[Saved data entries]
========

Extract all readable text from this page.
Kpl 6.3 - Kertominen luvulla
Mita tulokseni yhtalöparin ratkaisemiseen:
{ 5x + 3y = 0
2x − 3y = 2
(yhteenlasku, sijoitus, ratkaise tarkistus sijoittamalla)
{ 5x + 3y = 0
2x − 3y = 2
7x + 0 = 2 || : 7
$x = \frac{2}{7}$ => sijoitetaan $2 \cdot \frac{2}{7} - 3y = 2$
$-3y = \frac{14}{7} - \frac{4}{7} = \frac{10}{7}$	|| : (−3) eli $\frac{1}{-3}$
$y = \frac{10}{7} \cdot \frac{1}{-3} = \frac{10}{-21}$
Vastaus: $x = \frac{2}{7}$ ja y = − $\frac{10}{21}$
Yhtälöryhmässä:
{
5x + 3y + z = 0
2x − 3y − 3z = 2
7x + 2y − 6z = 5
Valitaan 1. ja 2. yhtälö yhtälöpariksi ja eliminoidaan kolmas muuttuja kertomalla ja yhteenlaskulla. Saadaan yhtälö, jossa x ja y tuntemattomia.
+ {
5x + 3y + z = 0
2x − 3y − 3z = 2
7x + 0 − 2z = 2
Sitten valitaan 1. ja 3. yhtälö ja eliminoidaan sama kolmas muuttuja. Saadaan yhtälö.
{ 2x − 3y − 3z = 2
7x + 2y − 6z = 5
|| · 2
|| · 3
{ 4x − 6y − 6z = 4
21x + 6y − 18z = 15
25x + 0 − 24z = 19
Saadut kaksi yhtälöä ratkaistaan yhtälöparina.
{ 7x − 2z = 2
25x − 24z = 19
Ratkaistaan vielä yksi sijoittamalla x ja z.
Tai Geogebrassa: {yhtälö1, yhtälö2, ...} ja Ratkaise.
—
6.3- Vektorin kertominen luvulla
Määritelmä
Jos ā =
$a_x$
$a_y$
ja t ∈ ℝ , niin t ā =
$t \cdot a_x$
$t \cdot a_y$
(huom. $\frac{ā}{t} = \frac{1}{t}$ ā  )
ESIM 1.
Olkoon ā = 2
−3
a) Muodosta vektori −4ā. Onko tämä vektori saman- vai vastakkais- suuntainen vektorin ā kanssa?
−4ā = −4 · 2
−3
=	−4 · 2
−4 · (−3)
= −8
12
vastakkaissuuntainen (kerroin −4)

========

* _Direction_: Return each line of the data exactly as written above.

* _Written answer_:
Extract all readable text from this page.
Kpl 6.3 - Kertominen luvulla
Mita tulokseni yhtalöparin ratkaisemiseen:
{ 5x + 3y = 0
2x − 3y = 2
(yhteenlasku, sijoitus, ratkaise tarkistus sijoittamalla)
{ 5x + 3y = 0
2x − 3y = 2
7x + 0 = 2 || : 7
$x = \frac{2}{7}$ => sijoitetaan $2 \cdot \frac{2}{7} - 3y = 2$
$-3y = \frac{14}{7} - \frac{4}{7} = \frac{10}{7}$	|| : (−3) eli $\frac{1}{-3}$
$y = \frac{10}{7} \cdot \frac{1}{-3} = \frac{10}{-21}$
Vastaus: $x = \frac{2}{7}$ ja y = − $\frac{10}{21}$
Yhtälöryhmässä:
{
5x + 3y + z = 0
2x − 3y − 3z = 2
7x + 2y − 6z = 5
Valitaan 1. ja 2. yhtälö yhtälöpariksi ja eliminoidaan kolmas muuttuja kertomalla ja yhteenlaskulla. Saadaan yhtälö, jossa x ja y tuntemattomia.
+ {
5x + 3y + z = 0
2x − 3y − 3z = 2
7x + 0 − 2z = 2
Sitten valitaan 1. ja 3. yhtälö ja eliminoidaan sama kolmas muuttuja. Saadaan yhtälö.
{ 2x − 3y − 3z = 2
7x + 2y − 6z = 5
|| · 2
|| · 3
{ 4x − 6y − 6z = 4
21x + 6y − 18z = 15
25x + 0 − 24z = 19
Saadut kaksi yhtälöä ratkaistaan yhtälöparina.
{ 7x − 2z = 2
25x − 24z = 19
Ratkaistaan vielä yksi sijoittamalla x ja z.
Tai Geogebrassa: {yhtälö1, yhtälö2, ...} ja Ratkaise.
—
6.3- Vektorin kertominen luvulla
Määritelmä
Jos ā =
$a_x$
$a_y$
ja t ∈ ℝ , niin t ā =
$t \cdot a_x$
$t \cdot a_y$
(huom. $\frac{ā}{t} = \frac{1}{t}$ ā  )
ESIM 1.
Olkoon ā = 2
−3
a) Muodosta vektori −4ā. Onko tämä vektori saman- vai vastakkais- suuntainen vektorin ā kanssa?
−4ā = −4 · 2
−3
=	−4 · 2
−4 · (−3)
= −8
12
vastakkaissuuntainen (kerroin −4)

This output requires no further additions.